* **Written request**:
Look through the records below and collect all lines that hold the string "NIFTY".
==*==
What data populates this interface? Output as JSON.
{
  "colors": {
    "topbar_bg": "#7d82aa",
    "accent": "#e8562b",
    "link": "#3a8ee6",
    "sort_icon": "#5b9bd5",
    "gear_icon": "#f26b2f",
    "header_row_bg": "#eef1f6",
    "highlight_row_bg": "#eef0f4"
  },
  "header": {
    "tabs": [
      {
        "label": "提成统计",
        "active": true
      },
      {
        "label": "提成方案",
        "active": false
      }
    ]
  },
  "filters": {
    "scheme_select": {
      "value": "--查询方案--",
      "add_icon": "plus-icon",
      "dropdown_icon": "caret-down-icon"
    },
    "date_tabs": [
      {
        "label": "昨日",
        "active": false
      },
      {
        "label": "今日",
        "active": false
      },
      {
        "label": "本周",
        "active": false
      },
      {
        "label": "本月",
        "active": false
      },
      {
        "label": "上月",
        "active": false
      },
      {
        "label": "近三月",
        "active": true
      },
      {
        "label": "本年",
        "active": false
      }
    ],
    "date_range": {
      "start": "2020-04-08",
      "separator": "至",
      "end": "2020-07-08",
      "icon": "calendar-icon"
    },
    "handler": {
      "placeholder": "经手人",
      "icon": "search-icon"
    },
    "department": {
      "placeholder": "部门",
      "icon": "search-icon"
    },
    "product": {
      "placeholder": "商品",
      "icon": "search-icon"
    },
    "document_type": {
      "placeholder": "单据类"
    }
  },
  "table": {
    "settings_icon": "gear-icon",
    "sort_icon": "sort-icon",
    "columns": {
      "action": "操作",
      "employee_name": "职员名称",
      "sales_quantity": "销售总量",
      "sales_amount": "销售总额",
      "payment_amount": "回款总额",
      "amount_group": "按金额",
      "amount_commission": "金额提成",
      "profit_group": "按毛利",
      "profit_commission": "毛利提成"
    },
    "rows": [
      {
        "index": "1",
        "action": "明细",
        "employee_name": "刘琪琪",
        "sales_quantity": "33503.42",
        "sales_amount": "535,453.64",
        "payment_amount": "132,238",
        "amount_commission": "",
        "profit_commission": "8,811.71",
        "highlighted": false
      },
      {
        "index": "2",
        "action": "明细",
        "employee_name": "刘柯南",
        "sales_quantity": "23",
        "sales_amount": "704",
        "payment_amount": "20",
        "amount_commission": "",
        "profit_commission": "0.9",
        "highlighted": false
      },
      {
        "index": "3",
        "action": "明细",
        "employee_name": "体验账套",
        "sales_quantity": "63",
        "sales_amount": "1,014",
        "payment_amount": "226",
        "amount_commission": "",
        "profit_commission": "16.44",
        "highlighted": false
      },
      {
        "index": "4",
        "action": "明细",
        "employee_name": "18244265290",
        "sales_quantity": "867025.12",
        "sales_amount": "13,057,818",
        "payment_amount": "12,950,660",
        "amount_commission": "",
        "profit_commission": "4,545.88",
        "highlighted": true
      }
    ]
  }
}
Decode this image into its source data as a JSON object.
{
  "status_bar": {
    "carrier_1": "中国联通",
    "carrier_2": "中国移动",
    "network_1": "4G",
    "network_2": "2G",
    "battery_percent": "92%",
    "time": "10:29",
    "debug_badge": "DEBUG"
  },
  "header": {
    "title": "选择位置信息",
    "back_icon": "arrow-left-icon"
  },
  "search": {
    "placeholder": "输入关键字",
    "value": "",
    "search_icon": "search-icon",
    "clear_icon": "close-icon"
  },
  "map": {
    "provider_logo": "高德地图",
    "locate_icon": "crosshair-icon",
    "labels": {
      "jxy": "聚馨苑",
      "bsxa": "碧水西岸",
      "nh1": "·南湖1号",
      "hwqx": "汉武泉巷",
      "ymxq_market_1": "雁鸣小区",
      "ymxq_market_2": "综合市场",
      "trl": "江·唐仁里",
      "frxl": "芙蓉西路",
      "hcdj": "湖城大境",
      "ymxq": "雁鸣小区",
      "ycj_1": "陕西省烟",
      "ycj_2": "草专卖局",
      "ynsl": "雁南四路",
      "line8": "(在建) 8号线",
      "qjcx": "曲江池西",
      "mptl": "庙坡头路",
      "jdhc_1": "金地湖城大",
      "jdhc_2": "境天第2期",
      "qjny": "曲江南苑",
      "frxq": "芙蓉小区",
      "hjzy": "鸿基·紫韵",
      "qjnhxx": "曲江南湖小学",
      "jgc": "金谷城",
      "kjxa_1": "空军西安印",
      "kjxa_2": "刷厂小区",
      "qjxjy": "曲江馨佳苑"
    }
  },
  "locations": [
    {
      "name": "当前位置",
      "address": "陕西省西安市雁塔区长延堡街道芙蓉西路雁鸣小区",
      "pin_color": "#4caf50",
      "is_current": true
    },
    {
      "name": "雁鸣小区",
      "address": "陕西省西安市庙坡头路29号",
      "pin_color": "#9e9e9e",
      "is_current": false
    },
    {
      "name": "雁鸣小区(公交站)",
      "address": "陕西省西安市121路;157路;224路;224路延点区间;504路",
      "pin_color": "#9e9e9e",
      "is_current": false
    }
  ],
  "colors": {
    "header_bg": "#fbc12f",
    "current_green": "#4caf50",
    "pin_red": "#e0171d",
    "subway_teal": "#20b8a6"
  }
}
==*==
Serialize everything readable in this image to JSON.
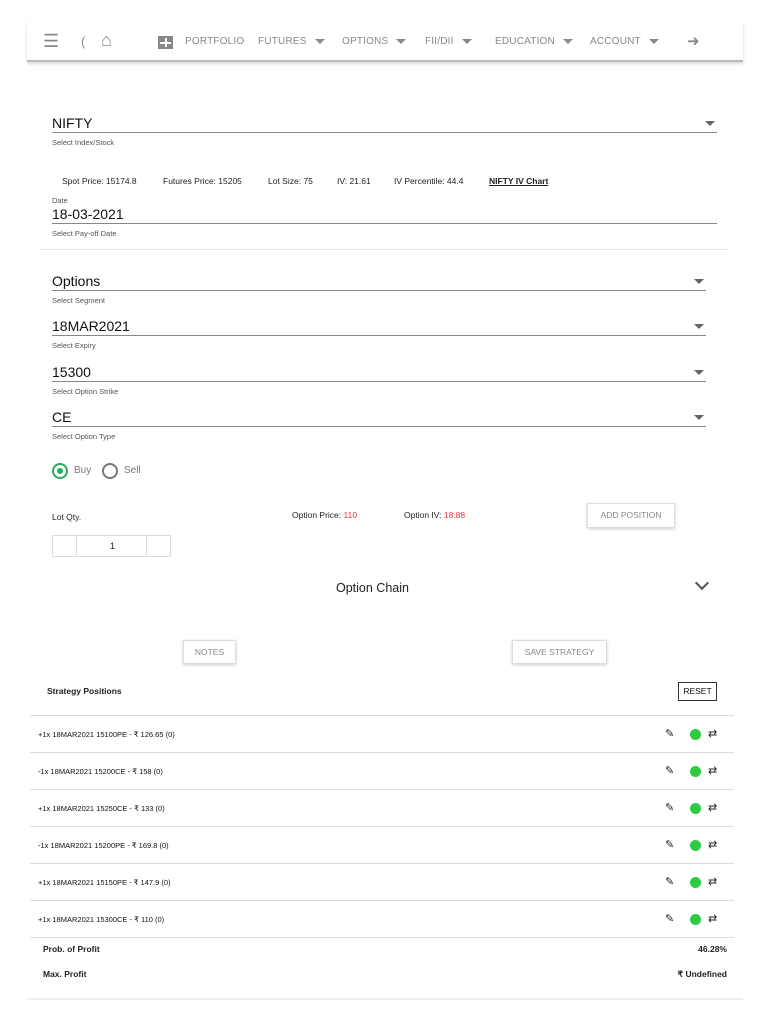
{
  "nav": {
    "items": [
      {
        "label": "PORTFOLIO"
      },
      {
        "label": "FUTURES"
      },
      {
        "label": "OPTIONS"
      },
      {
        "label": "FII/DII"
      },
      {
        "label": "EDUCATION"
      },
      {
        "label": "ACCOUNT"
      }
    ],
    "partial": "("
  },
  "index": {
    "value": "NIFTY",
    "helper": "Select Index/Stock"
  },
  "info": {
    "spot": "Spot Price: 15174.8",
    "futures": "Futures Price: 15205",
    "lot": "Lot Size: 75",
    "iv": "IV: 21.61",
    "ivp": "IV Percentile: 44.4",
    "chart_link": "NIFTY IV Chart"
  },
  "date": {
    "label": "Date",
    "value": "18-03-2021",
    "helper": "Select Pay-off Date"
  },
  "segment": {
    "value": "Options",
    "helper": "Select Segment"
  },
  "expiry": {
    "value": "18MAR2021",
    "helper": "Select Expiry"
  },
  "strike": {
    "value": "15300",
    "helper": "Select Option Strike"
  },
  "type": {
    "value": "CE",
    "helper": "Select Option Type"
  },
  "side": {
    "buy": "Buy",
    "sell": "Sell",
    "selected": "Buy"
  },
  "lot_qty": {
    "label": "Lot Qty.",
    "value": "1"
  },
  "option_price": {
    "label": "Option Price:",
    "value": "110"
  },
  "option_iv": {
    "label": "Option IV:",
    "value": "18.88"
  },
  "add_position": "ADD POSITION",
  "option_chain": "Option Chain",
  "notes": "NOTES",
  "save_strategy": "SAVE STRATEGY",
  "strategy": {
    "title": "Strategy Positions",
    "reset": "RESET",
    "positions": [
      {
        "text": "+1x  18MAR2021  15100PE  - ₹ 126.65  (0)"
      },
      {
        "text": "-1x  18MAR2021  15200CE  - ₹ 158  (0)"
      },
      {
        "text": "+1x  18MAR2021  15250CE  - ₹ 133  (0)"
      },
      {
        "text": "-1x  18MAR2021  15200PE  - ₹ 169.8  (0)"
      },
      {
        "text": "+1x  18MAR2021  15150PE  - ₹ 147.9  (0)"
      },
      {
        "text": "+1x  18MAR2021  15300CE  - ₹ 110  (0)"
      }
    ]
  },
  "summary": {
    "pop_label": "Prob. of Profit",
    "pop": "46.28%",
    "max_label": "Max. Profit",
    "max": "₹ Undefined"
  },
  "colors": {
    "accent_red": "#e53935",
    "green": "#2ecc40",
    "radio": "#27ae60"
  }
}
==*==
* **The solution**:
    "value": "NIFTY",
    "chart_link": "NIFTY IV Chart"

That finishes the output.